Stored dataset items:
──────────
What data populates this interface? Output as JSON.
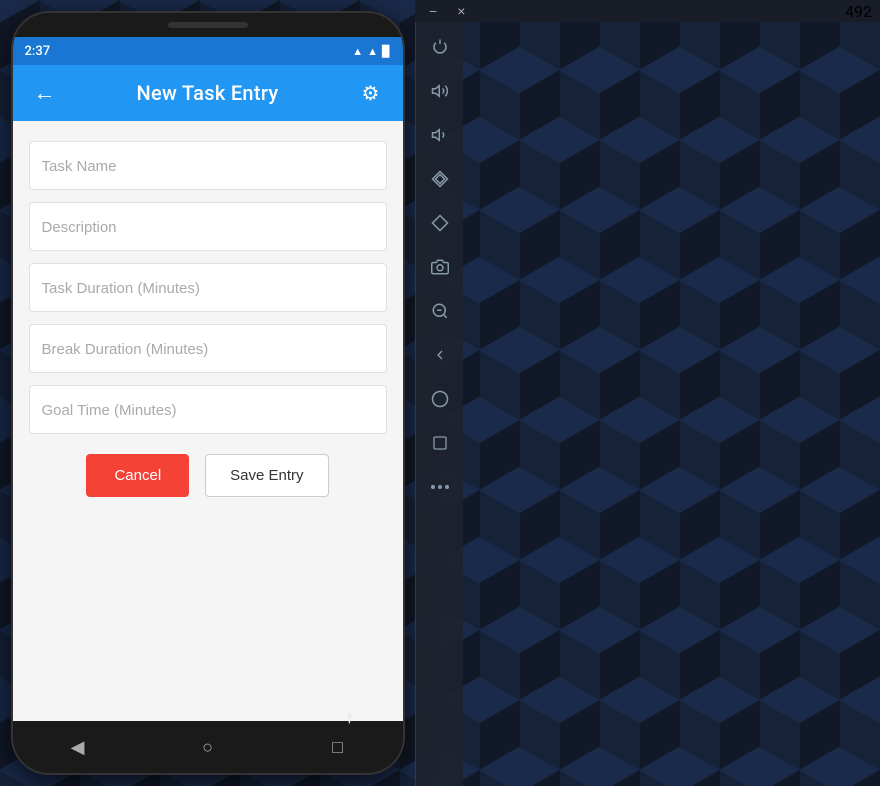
{
  "status_bar": {
    "time": "2:37",
    "icons": [
      "●",
      "▲",
      "▉"
    ]
  },
  "header": {
    "back_label": "←",
    "title": "New Task Entry",
    "settings_label": "⚙"
  },
  "form": {
    "fields": [
      {
        "placeholder": "Task Name",
        "value": ""
      },
      {
        "placeholder": "Description",
        "value": ""
      },
      {
        "placeholder": "Task Duration (Minutes)",
        "value": ""
      },
      {
        "placeholder": "Break Duration (Minutes)",
        "value": ""
      },
      {
        "placeholder": "Goal Time (Minutes)",
        "value": ""
      }
    ],
    "cancel_label": "Cancel",
    "save_label": "Save Entry"
  },
  "nav": {
    "back": "◀",
    "home": "○",
    "recents": "□"
  },
  "window": {
    "minimize": "−",
    "close": "×",
    "counter": "492"
  },
  "toolbar": {
    "items": [
      {
        "name": "power-icon",
        "glyph": "⏻"
      },
      {
        "name": "volume-up-icon",
        "glyph": "🔊"
      },
      {
        "name": "volume-down-icon",
        "glyph": "🔉"
      },
      {
        "name": "diamond1-icon",
        "glyph": "◈"
      },
      {
        "name": "diamond2-icon",
        "glyph": "◇"
      },
      {
        "name": "camera-icon",
        "glyph": "⊙"
      },
      {
        "name": "zoom-out-icon",
        "glyph": "⊖"
      },
      {
        "name": "back-icon",
        "glyph": "◁"
      },
      {
        "name": "circle-icon",
        "glyph": "○"
      },
      {
        "name": "square-icon",
        "glyph": "□"
      },
      {
        "name": "more-icon",
        "glyph": "•••"
      }
    ]
  }
}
──────────
Omit the pictures and restate the rest of the records verbatim.

**SOLUTION FOR THIS TASK:**
What data populates this interface? Output as JSON.
{
  "status_bar": {
    "time": "2:37",
    "icons": [
      "●",
      "▲",
      "▉"
    ]
  },
  "header": {
    "back_label": "←",
    "title": "New Task Entry",
    "settings_label": "⚙"
  },
  "form": {
    "fields": [
      {
        "placeholder": "Task Name",
        "value": ""
      },
      {
        "placeholder": "Description",
        "value": ""
      },
      {
        "placeholder": "Task Duration (Minutes)",
        "value": ""
      },
      {
        "placeholder": "Break Duration (Minutes)",
        "value": ""
      },
      {
        "placeholder": "Goal Time (Minutes)",
        "value": ""
      }
    ],
    "cancel_label": "Cancel",
    "save_label": "Save Entry"
  },
  "nav": {
    "back": "◀",
    "home": "○",
    "recents": "□"
  },
  "window": {
    "minimize": "−",
    "close": "×",
    "counter": "492"
  },
  "toolbar": {
    "items": [
      {
        "name": "power-icon",
        "glyph": "⏻"
      },
      {
        "name": "volume-up-icon",
        "glyph": "🔊"
      },
      {
        "name": "volume-down-icon",
        "glyph": "🔉"
      },
      {
        "name": "diamond1-icon",
        "glyph": "◈"
      },
      {
        "name": "diamond2-icon",
        "glyph": "◇"
      },
      {
        "name": "camera-icon",
        "glyph": "⊙"
      },
      {
        "name": "zoom-out-icon",
        "glyph": "⊖"
      },
      {
        "name": "back-icon",
        "glyph": "◁"
      },
      {
        "name": "circle-icon",
        "glyph": "○"
      },
      {
        "name": "square-icon",
        "glyph": "□"
      },
      {
        "name": "more-icon",
        "glyph": "•••"
      }
    ]
  }
}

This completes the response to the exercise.